▶ TASK TO CARRY OUT
Reproduce all entries verbatim, with nothing added or dropped.

▶ RECORDS SUPPLIED
** Start **

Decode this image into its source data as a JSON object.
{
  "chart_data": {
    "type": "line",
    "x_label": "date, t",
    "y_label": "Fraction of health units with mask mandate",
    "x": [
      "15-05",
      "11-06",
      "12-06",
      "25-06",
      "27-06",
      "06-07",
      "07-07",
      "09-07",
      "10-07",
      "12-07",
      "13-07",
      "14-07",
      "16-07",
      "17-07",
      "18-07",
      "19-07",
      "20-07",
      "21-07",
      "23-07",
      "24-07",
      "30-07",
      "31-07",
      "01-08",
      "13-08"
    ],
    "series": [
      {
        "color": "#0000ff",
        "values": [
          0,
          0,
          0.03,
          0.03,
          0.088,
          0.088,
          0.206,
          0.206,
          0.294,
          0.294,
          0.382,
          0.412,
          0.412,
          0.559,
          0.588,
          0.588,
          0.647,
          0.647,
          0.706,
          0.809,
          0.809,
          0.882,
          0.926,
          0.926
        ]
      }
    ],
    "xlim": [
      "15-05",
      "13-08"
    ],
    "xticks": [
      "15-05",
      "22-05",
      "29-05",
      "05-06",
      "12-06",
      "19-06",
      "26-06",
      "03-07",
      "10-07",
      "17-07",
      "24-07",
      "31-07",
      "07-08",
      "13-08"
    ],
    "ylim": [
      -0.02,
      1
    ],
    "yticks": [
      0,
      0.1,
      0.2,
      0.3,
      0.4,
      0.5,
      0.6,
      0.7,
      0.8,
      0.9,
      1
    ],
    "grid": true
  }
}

** End **

▶ FULL SOLUTION
Decode this image into its source data as a JSON object.
{
  "chart_data": {
    "type": "line",
    "x_label": "date, t",
    "y_label": "Fraction of health units with mask mandate",
    "x": [
      "15-05",
      "11-06",
      "12-06",
      "25-06",
      "27-06",
      "06-07",
      "07-07",
      "09-07",
      "10-07",
      "12-07",
      "13-07",
      "14-07",
      "16-07",
      "17-07",
      "18-07",
      "19-07",
      "20-07",
      "21-07",
      "23-07",
      "24-07",
      "30-07",
      "31-07",
      "01-08",
      "13-08"
    ],
    "series": [
      {
        "color": "#0000ff",
        "values": [
          0,
          0,
          0.03,
          0.03,
          0.088,
          0.088,
          0.206,
          0.206,
          0.294,
          0.294,
          0.382,
          0.412,
          0.412,
          0.559,
          0.588,
          0.588,
          0.647,
          0.647,
          0.706,
          0.809,
          0.809,
          0.882,
          0.926,
          0.926
        ]
      }
    ],
    "xlim": [
      "15-05",
      "13-08"
    ],
    "xticks": [
      "15-05",
      "22-05",
      "29-05",
      "05-06",
      "12-06",
      "19-06",
      "26-06",
      "03-07",
      "10-07",
      "17-07",
      "24-07",
      "31-07",
      "07-08",
      "13-08"
    ],
    "ylim": [
      -0.02,
      1
    ],
    "yticks": [
      0,
      0.1,
      0.2,
      0.3,
      0.4,
      0.5,
      0.6,
      0.7,
      0.8,
      0.9,
      1
    ],
    "grid": true
  }
}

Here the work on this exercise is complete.